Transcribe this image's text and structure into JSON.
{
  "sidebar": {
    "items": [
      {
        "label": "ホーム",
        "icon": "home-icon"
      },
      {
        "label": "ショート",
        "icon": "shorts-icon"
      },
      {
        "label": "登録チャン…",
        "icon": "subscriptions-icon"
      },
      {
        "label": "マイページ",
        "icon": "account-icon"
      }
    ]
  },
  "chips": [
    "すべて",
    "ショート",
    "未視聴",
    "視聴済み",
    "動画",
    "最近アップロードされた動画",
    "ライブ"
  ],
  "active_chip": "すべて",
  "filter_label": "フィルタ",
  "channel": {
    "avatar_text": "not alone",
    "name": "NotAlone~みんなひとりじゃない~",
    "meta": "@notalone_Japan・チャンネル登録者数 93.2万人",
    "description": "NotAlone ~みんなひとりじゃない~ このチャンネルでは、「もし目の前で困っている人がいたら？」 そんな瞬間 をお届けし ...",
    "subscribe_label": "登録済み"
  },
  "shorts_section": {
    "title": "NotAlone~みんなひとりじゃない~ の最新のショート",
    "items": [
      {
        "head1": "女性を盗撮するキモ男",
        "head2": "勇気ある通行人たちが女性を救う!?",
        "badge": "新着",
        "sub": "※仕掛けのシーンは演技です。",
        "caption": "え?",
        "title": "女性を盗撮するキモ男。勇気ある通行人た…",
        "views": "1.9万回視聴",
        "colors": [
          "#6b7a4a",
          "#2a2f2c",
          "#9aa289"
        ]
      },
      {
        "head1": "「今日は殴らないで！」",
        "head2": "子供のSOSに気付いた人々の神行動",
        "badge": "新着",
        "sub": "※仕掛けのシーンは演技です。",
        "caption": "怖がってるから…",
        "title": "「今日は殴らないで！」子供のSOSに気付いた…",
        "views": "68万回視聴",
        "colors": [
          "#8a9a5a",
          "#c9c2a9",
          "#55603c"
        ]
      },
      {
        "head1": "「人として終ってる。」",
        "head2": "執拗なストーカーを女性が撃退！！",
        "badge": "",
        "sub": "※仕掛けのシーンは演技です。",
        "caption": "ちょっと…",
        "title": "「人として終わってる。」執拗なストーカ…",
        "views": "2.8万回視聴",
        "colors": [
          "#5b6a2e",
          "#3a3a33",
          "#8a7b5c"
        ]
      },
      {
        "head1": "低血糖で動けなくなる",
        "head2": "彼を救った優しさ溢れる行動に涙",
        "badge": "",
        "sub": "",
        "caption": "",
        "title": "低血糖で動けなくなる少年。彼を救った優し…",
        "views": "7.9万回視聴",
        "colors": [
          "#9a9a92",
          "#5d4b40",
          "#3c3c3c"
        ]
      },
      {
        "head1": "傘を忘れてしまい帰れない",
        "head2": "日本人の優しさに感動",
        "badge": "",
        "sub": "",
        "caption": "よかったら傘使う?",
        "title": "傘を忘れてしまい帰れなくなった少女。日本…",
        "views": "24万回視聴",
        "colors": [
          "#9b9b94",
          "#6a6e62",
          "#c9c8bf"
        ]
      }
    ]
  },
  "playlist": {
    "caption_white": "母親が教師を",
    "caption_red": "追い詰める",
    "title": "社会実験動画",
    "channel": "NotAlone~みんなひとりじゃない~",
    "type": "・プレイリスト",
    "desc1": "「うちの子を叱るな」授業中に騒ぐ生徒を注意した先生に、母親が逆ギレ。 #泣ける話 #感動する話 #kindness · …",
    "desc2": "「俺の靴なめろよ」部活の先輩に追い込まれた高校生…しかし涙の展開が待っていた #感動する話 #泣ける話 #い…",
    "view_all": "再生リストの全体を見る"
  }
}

----------

▸ **Work to be completed**
Repeat every record exactly as written, please.

▸ **Full answer**
Transcribe this image's text and structure into JSON.
{
  "sidebar": {
    "items": [
      {
        "label": "ホーム",
        "icon": "home-icon"
      },
      {
        "label": "ショート",
        "icon": "shorts-icon"
      },
      {
        "label": "登録チャン…",
        "icon": "subscriptions-icon"
      },
      {
        "label": "マイページ",
        "icon": "account-icon"
      }
    ]
  },
  "chips": [
    "すべて",
    "ショート",
    "未視聴",
    "視聴済み",
    "動画",
    "最近アップロードされた動画",
    "ライブ"
  ],
  "active_chip": "すべて",
  "filter_label": "フィルタ",
  "channel": {
    "avatar_text": "not alone",
    "name": "NotAlone~みんなひとりじゃない~",
    "meta": "@notalone_Japan・チャンネル登録者数 93.2万人",
    "description": "NotAlone ~みんなひとりじゃない~ このチャンネルでは、「もし目の前で困っている人がいたら？」 そんな瞬間 をお届けし ...",
    "subscribe_label": "登録済み"
  },
  "shorts_section": {
    "title": "NotAlone~みんなひとりじゃない~ の最新のショート",
    "items": [
      {
        "head1": "女性を盗撮するキモ男",
        "head2": "勇気ある通行人たちが女性を救う!?",
        "badge": "新着",
        "sub": "※仕掛けのシーンは演技です。",
        "caption": "え?",
        "title": "女性を盗撮するキモ男。勇気ある通行人た…",
        "views": "1.9万回視聴",
        "colors": [
          "#6b7a4a",
          "#2a2f2c",
          "#9aa289"
        ]
      },
      {
        "head1": "「今日は殴らないで！」",
        "head2": "子供のSOSに気付いた人々の神行動",
        "badge": "新着",
        "sub": "※仕掛けのシーンは演技です。",
        "caption": "怖がってるから…",
        "title": "「今日は殴らないで！」子供のSOSに気付いた…",
        "views": "68万回視聴",
        "colors": [
          "#8a9a5a",
          "#c9c2a9",
          "#55603c"
        ]
      },
      {
        "head1": "「人として終ってる。」",
        "head2": "執拗なストーカーを女性が撃退！！",
        "badge": "",
        "sub": "※仕掛けのシーンは演技です。",
        "caption": "ちょっと…",
        "title": "「人として終わってる。」執拗なストーカ…",
        "views": "2.8万回視聴",
        "colors": [
          "#5b6a2e",
          "#3a3a33",
          "#8a7b5c"
        ]
      },
      {
        "head1": "低血糖で動けなくなる",
        "head2": "彼を救った優しさ溢れる行動に涙",
        "badge": "",
        "sub": "",
        "caption": "",
        "title": "低血糖で動けなくなる少年。彼を救った優し…",
        "views": "7.9万回視聴",
        "colors": [
          "#9a9a92",
          "#5d4b40",
          "#3c3c3c"
        ]
      },
      {
        "head1": "傘を忘れてしまい帰れない",
        "head2": "日本人の優しさに感動",
        "badge": "",
        "sub": "",
        "caption": "よかったら傘使う?",
        "title": "傘を忘れてしまい帰れなくなった少女。日本…",
        "views": "24万回視聴",
        "colors": [
          "#9b9b94",
          "#6a6e62",
          "#c9c8bf"
        ]
      }
    ]
  },
  "playlist": {
    "caption_white": "母親が教師を",
    "caption_red": "追い詰める",
    "title": "社会実験動画",
    "channel": "NotAlone~みんなひとりじゃない~",
    "type": "・プレイリスト",
    "desc1": "「うちの子を叱るな」授業中に騒ぐ生徒を注意した先生に、母親が逆ギレ。 #泣ける話 #感動する話 #kindness · …",
    "desc2": "「俺の靴なめろよ」部活の先輩に追い込まれた高校生…しかし涙の展開が待っていた #感動する話 #泣ける話 #い…",
    "view_all": "再生リストの全体を見る"
  }
}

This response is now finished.